> **Challenge**: Collect each line of the entries that holds the string "kind".

> **Listed records**:
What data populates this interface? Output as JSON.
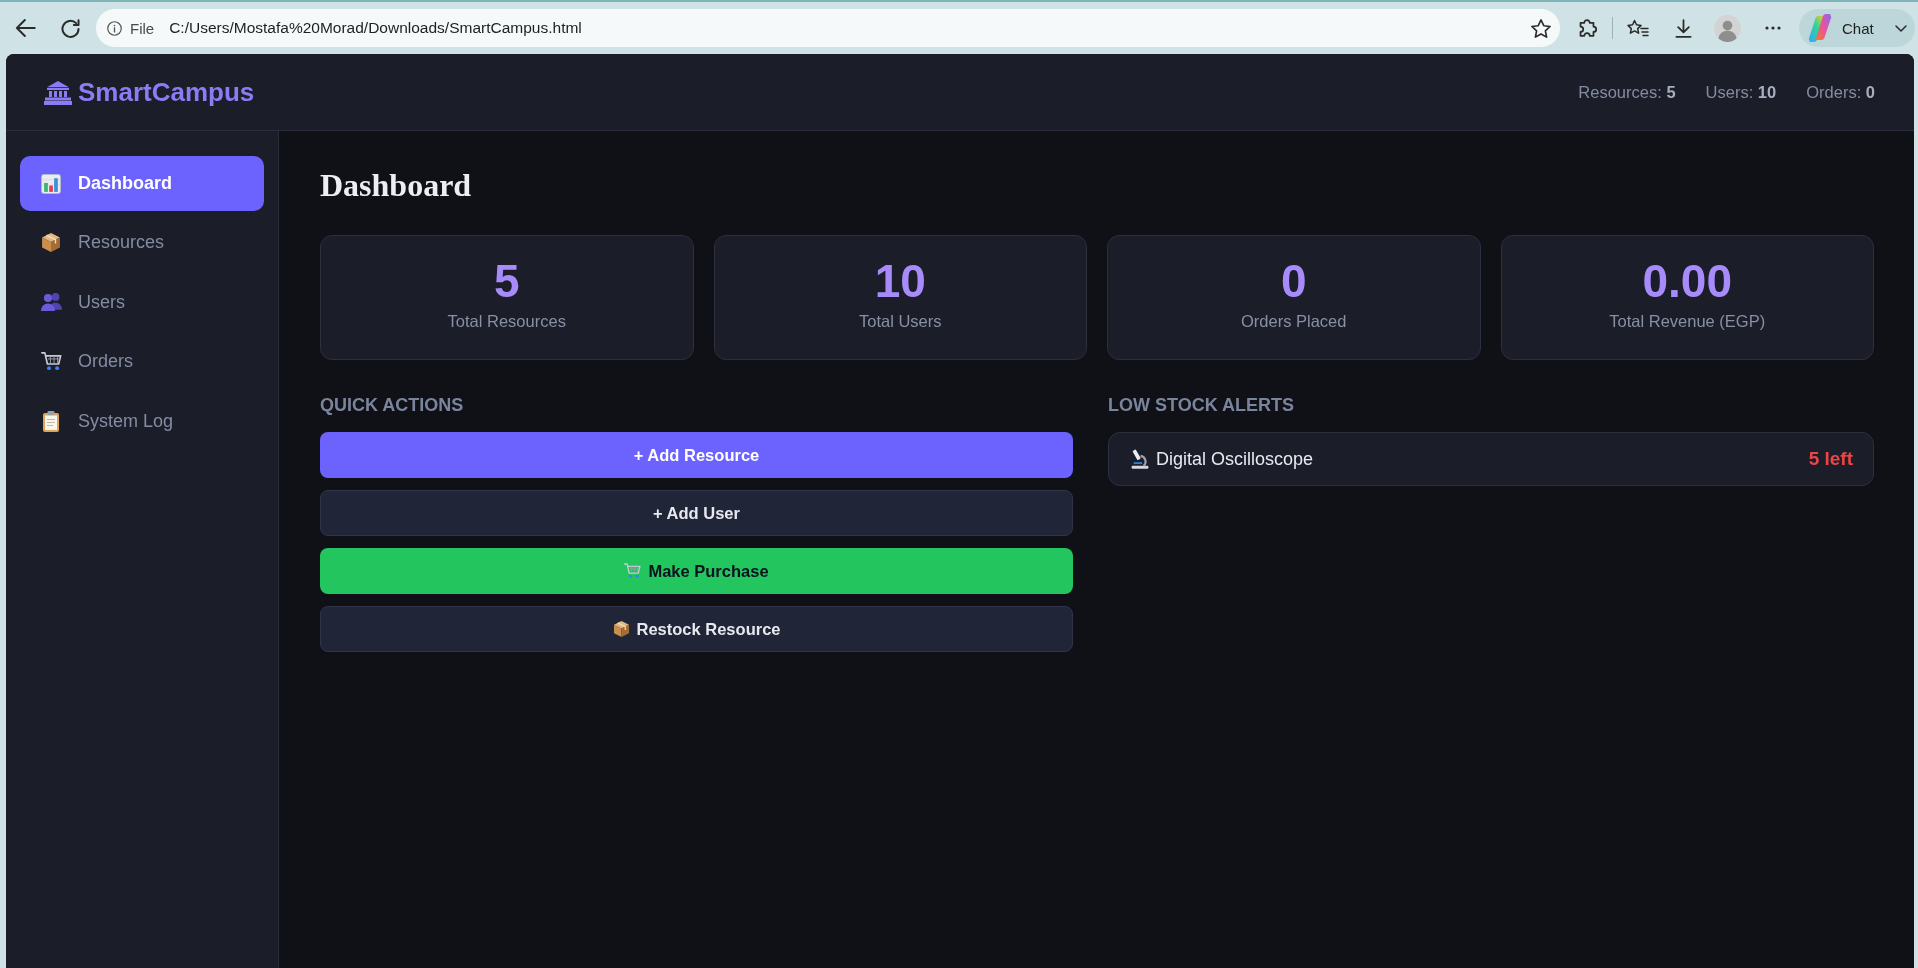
{
  "browser": {
    "address_bar": {
      "scheme": "File",
      "url": "C:/Users/Mostafa%20Morad/Downloads/SmartCampus.html"
    },
    "chat_button": {
      "label": "Chat"
    }
  },
  "header": {
    "logo": "SmartCampus",
    "stats": [
      "Resources: **5**",
      "Users: **10**",
      "Orders: **0**"
    ]
  },
  "sidebar": {
    "items": [
      {
        "label": "Dashboard",
        "selected": true
      },
      {
        "label": "Resources",
        "selected": false
      },
      {
        "label": "Users",
        "selected": false
      },
      {
        "label": "Orders",
        "selected": false
      },
      {
        "label": "System Log",
        "selected": false
      }
    ]
  },
  "main": {
    "title": "Dashboard",
    "stat_cards": [
      {
        "value": "5",
        "label": "Total Resources"
      },
      {
        "value": "10",
        "label": "Total Users"
      },
      {
        "value": "0",
        "label": "Orders Placed"
      },
      {
        "value": "0.00",
        "label": "Total Revenue (EGP)"
      }
    ],
    "quick_actions": {
      "heading": "QUICK ACTIONS",
      "buttons": [
        {
          "label": "+ Add Resource",
          "kind": "primary"
        },
        {
          "label": "+ Add User",
          "kind": "secondary"
        },
        {
          "label": "Make Purchase",
          "kind": "success"
        },
        {
          "label": "Restock Resource",
          "kind": "secondary"
        }
      ]
    },
    "low_stock_alerts": {
      "heading": "LOW STOCK ALERTS",
      "items": [
        {
          "name": "Digital Oscilloscope",
          "remaining": "5 left"
        }
      ]
    }
  }
}
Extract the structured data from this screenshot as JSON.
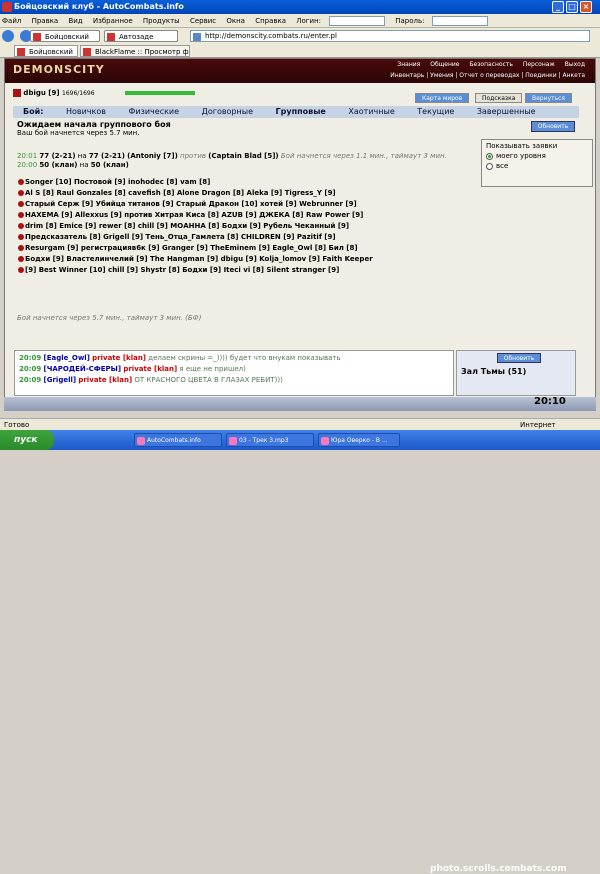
{
  "window": {
    "title": "Бойцовский клуб - AutoCombats.info"
  },
  "menu": {
    "items": [
      "Файл",
      "Правка",
      "Вид",
      "Избранное",
      "Продукты",
      "Сервис",
      "Окна",
      "Справка"
    ],
    "login_label": "Логин:",
    "password_label": "Пароль:"
  },
  "toolbar": {
    "tab1": "Бойцовский клуб",
    "autofill": "Автозаде",
    "address": "http://demonscity.combats.ru/enter.pl"
  },
  "tabs2": {
    "tab1": "Бойцовский клуб",
    "tab2": "BlackFlame :: Просмотр форума..."
  },
  "site": {
    "logo": "DEMONSCITY",
    "topmenu": [
      "Знания",
      "Общение",
      "Безопасность",
      "Персонаж",
      "Выход"
    ],
    "submenu": "Инвентарь | Умения | Отчет о переводах | Поединки | Анкета",
    "user": " dbigu [9]",
    "hp": "1696/1696",
    "hp_fraction": 1.0,
    "buttons": {
      "map": "Карта миров",
      "hint": "Подсказка",
      "back": "Вернуться"
    }
  },
  "tabs": {
    "label": "Бой:",
    "items": [
      "Новичков",
      "Физические",
      "Договорные",
      "Групповые",
      "Хаотичные",
      "Текущие",
      "Завершенные"
    ]
  },
  "status": {
    "waiting": "Ожидаем начала группового боя",
    "start": "Ваш бой начнется через 5.7 мин.",
    "refresh": "Обновить"
  },
  "show_box": {
    "title": "Показывать заявки",
    "options": [
      "моего уровня",
      "все"
    ],
    "selected": 0
  },
  "battles": [
    {
      "time": "20:01",
      "text_a": "77 (2-21)",
      "mid": " на ",
      "text_b": "77 (2-21)",
      "p1": "(Antoniy [7])",
      "against": " против ",
      "p2": "(Captain Blad [5])",
      "note": "Бой начнется через 1.1 мин., таймаут 3 мин."
    },
    {
      "time": "20:00",
      "text_a": "50 (клан)",
      "mid": " на ",
      "text_b": "50 (клан)"
    }
  ],
  "teams_text": [
    "Songer [10]  Постовой [9]  inohodec [8]  vam [8]",
    "Al S [8]  Raul Gonzales [8]  cavefish [8]  Alone Dragon [8]  Aleka [9]  Tigress_Y [9]",
    "Старый Серж [9]  Убийца титанов [9]  Старый Дракон [10]  хотей [9]  Webrunner [9]",
    "НАХЕМА [9]  Allexxus [9]  против  Хитрая Киса [8]  AZUB [9]  ДЖЕКА [8]  Raw Power [9]",
    "drim [8]  Emice [9]  rewer [8]  chill [9]  МОАННА [8]  Бодхи [9]  Рубель Чеканный [9]",
    "Предсказатель [8]  Grigell [9]  Тень_Отца_Гамлета [8]  CHILDREN [9]  Pazitif [9]",
    "Resurgam [9]  регистрацияв6к [9]  Granger [9]  TheEminem [9]  Eagle_Owl [8]  Бил [8]",
    "Бодхи [9]  Властелинчелий [9]  The Hangman [9]  dbigu [9]  Kolja_lomov [9]  Faith Keeper",
    "[9]  Best Winner [10]  chill [9]  Shystr [8]  Бодхи [9]  Iteci vi [8]  Silent stranger [9]"
  ],
  "footer_note": "Бой начнется через 5.7 мин., таймаут 3 мин. (БФ)",
  "chat": [
    {
      "time": "20:09",
      "nick": "[Eagle_Owl]",
      "pvt": "private [klan]",
      "msg": "делаем скрины =_)))) будет что внукам показывать"
    },
    {
      "time": "20:09",
      "nick": "[ЧАРОДЕЙ-СФЕРЫ]",
      "pvt": "private [klan]",
      "msg": "я еще не пришел)"
    },
    {
      "time": "20:09",
      "nick": "[Grigell]",
      "pvt": "private [klan]",
      "msg": "ОТ КРАСНОГО ЦВЕТА В ГЛАЗАХ РЕБИТ)))"
    }
  ],
  "right_panel": {
    "refresh": "Обновить",
    "room": "Зал Тьмы (51)"
  },
  "clock": "20:10",
  "statusbar": {
    "left": "Готово",
    "right": "Интернет"
  },
  "taskbar": {
    "start": "пуск",
    "tasks": [
      "AutoCombats.info",
      "03 - Трек 3.mp3",
      "Юра Оверко - В ..."
    ],
    "watermark": "photo.scrolls.combats.com"
  }
}
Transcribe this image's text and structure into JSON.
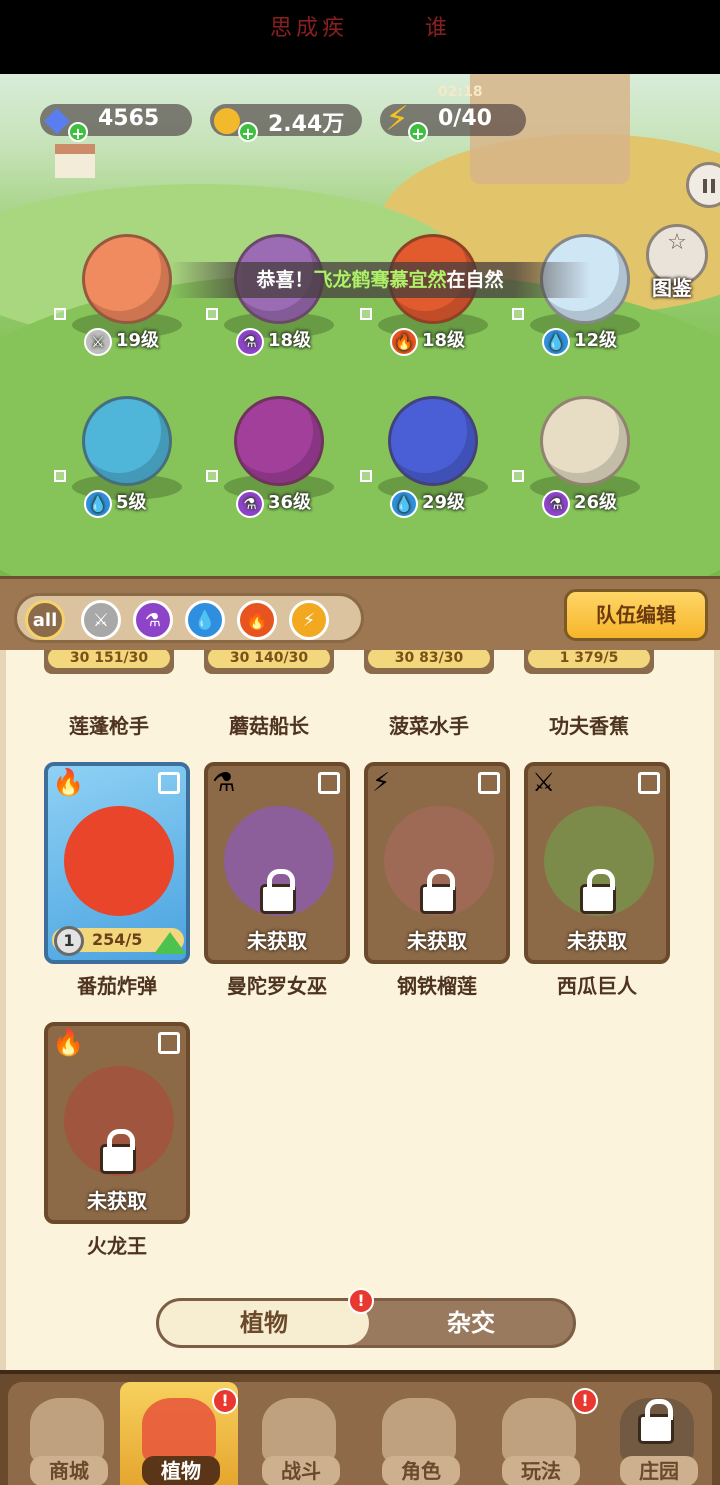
{
  "banner": {
    "text_left": "思成疾",
    "text_right": "谁"
  },
  "resources": {
    "gems": "4565",
    "coins": "2.44万",
    "energy": "0/40",
    "energy_timer": "02:18"
  },
  "scene": {
    "atlas_label": "图鉴",
    "ticker_prefix": "恭喜！",
    "ticker_name": "飞龙鹤骞慕宜然",
    "ticker_suffix": "在自然"
  },
  "team_plants": [
    {
      "level": "19级",
      "element": "sword-icon"
    },
    {
      "level": "18级",
      "element": "potion-icon"
    },
    {
      "level": "18级",
      "element": "fire-icon"
    },
    {
      "level": "12级",
      "element": "water-icon"
    },
    {
      "level": "5级",
      "element": "water-icon"
    },
    {
      "level": "36级",
      "element": "potion-icon"
    },
    {
      "level": "29级",
      "element": "water-icon"
    },
    {
      "level": "26级",
      "element": "potion-icon"
    }
  ],
  "filters": {
    "all_label": "all",
    "team_edit": "队伍编辑"
  },
  "top_row_cards": [
    {
      "name": "莲蓬枪手",
      "level": "30",
      "progress": "151/30"
    },
    {
      "name": "蘑菇船长",
      "level": "30",
      "progress": "140/30"
    },
    {
      "name": "菠菜水手",
      "level": "30",
      "progress": "83/30"
    },
    {
      "name": "功夫香蕉",
      "level": "1",
      "progress": "379/5"
    }
  ],
  "cards": [
    {
      "name": "番茄炸弹",
      "star": "1",
      "progress": "254/5",
      "status": ""
    },
    {
      "name": "曼陀罗女巫",
      "status": "未获取"
    },
    {
      "name": "钢铁榴莲",
      "status": "未获取"
    },
    {
      "name": "西瓜巨人",
      "status": "未获取"
    },
    {
      "name": "火龙王",
      "status": "未获取"
    }
  ],
  "switch": {
    "plants": "植物",
    "hybrid": "杂交",
    "badge": "!"
  },
  "nav": {
    "shop": "商城",
    "plants": "植物",
    "battle": "战斗",
    "role": "角色",
    "play": "玩法",
    "manor": "庄园",
    "badge": "!"
  },
  "colors": {
    "accent": "#f6b52a",
    "panel": "#fbf3dc",
    "frame": "#9c7752"
  }
}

> **Response to the task**:
          "kind": "primary"
          "kind": "secondary"
          "kind": "success"
          "kind": "secondary"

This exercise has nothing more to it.